Extracted records
───

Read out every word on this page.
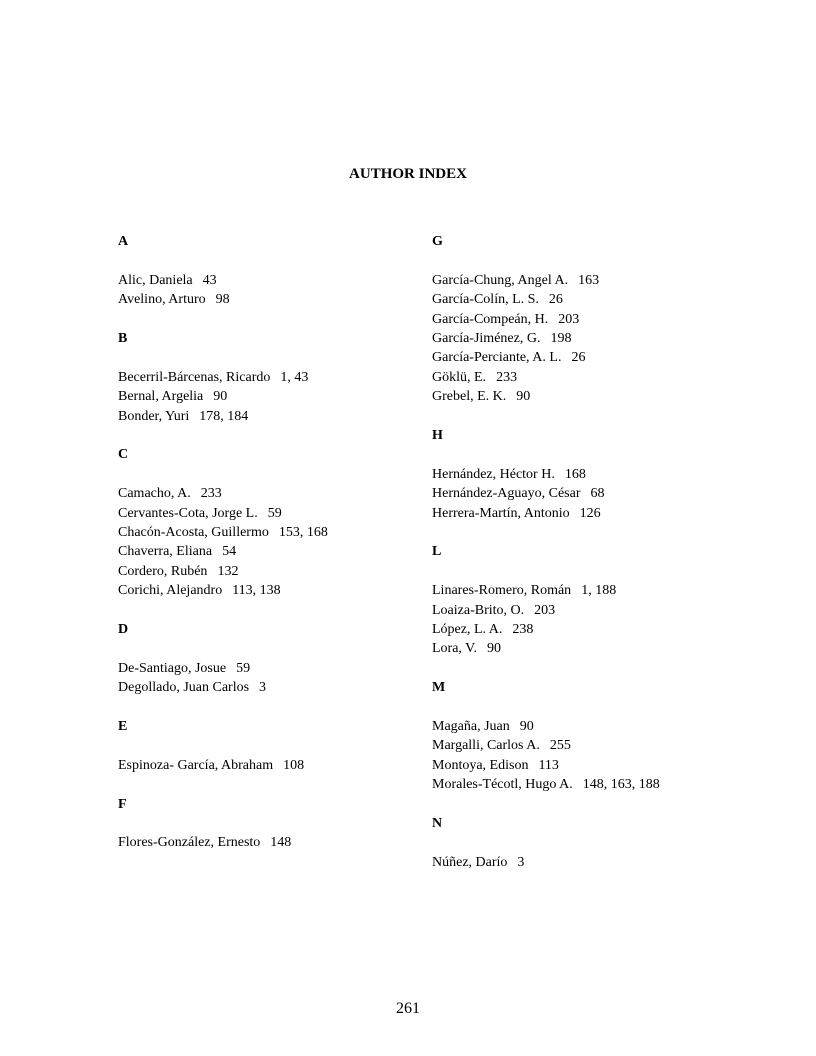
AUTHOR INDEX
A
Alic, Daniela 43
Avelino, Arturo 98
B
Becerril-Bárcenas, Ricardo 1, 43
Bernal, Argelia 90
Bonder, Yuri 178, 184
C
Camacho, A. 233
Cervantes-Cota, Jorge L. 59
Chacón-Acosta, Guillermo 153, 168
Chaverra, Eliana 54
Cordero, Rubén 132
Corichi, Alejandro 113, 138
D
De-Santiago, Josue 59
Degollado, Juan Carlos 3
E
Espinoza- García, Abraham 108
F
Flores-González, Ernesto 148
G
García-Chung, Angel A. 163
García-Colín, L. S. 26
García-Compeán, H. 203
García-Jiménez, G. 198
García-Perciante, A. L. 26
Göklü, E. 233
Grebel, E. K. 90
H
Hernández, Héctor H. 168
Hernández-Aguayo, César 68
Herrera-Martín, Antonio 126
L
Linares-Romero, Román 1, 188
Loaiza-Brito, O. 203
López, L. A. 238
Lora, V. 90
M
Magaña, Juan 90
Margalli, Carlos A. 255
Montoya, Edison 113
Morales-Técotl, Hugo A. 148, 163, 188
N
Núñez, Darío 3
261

───

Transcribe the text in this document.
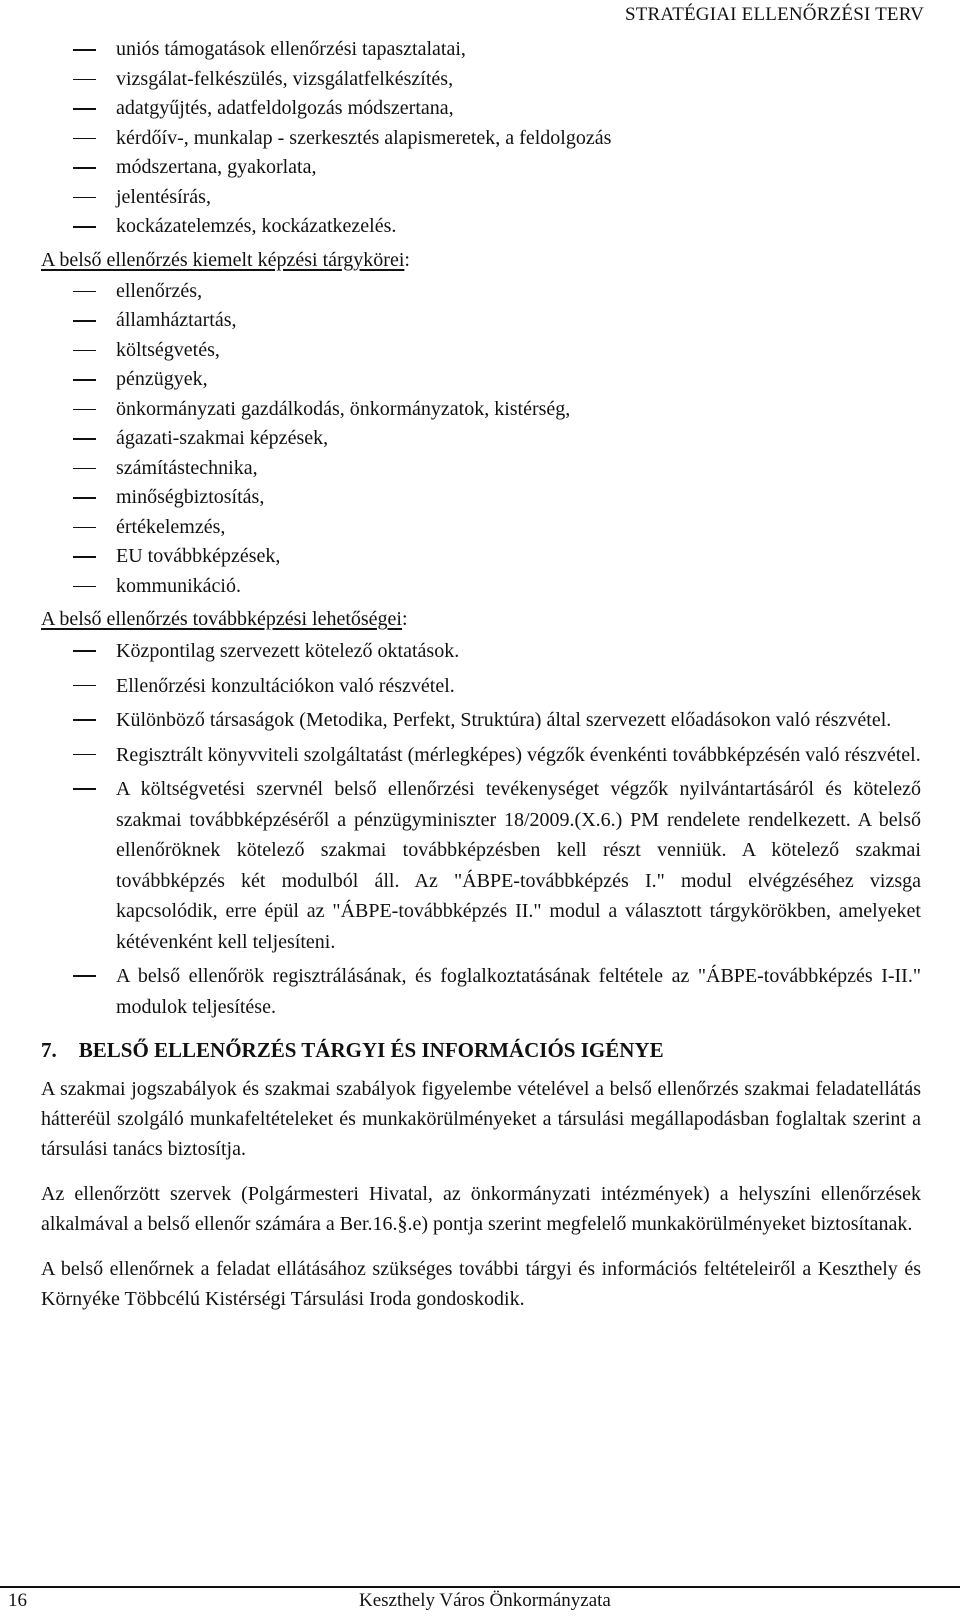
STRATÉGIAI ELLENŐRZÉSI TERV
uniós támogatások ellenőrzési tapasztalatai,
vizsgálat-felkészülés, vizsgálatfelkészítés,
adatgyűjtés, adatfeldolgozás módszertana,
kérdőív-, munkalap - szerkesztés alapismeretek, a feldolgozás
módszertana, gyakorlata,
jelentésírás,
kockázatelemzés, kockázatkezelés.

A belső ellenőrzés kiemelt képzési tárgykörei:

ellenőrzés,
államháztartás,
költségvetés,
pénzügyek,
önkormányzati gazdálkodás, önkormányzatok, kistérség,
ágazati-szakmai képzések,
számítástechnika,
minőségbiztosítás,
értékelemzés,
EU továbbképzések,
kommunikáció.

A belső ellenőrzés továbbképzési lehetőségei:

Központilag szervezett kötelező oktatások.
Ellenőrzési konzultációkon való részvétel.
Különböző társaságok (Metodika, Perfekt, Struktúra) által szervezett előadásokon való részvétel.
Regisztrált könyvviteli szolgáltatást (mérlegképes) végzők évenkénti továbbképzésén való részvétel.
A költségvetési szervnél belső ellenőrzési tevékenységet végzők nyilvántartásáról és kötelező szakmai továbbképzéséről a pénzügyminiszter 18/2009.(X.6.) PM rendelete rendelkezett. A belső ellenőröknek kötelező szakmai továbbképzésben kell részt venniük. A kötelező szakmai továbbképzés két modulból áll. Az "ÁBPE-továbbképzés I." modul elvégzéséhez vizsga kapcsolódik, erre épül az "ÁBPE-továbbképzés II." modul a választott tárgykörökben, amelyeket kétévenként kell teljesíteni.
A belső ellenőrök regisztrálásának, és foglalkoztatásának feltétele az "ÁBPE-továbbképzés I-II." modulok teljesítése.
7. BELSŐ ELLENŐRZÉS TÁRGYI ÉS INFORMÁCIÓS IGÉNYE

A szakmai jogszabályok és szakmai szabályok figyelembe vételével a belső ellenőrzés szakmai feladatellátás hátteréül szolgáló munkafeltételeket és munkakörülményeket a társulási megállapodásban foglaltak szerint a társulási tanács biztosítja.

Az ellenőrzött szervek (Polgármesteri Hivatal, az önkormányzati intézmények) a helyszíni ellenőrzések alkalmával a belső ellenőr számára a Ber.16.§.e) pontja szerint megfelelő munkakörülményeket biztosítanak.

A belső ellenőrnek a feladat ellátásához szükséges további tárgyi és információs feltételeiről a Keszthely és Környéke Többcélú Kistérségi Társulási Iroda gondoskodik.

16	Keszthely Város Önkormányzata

───

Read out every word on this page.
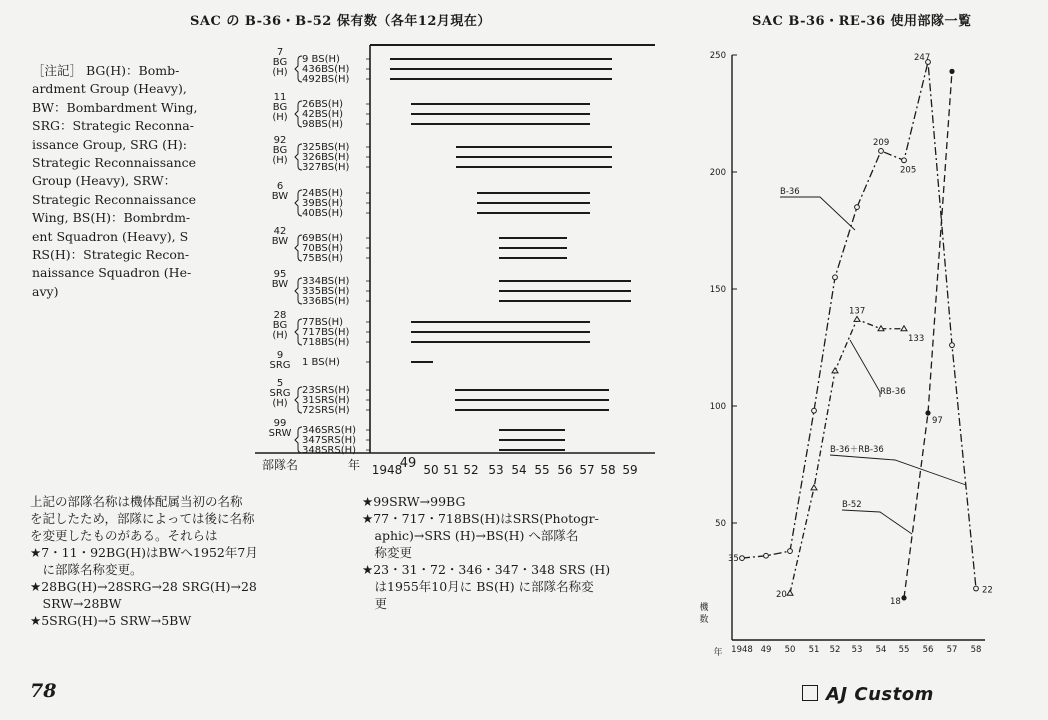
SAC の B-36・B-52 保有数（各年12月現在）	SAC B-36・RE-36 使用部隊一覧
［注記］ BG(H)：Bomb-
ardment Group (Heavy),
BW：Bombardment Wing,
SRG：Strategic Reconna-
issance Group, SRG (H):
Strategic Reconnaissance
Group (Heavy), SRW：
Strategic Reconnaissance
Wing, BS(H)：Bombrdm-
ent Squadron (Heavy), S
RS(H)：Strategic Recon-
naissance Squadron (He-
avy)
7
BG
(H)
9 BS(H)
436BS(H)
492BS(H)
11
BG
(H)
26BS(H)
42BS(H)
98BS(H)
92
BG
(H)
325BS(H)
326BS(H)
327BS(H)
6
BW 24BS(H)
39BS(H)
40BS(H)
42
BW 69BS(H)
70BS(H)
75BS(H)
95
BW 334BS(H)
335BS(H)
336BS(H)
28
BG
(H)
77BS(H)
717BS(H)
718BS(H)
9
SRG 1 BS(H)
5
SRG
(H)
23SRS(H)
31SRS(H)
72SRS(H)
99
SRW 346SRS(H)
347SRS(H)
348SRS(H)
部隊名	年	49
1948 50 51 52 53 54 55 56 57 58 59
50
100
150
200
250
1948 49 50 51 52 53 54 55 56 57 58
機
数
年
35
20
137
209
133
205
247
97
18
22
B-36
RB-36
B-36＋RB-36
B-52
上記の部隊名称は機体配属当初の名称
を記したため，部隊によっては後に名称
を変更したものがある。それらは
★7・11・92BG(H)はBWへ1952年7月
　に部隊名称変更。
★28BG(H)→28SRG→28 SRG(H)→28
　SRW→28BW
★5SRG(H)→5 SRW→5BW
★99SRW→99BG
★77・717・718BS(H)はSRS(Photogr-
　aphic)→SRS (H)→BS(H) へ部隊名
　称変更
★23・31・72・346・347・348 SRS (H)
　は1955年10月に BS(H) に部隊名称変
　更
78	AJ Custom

───

- **INSTRUCTIONS TO FOLLOW**: In the entries above, count every line containing the word "Group". Write only the total.

- **COMPLETE ANSWER**: 3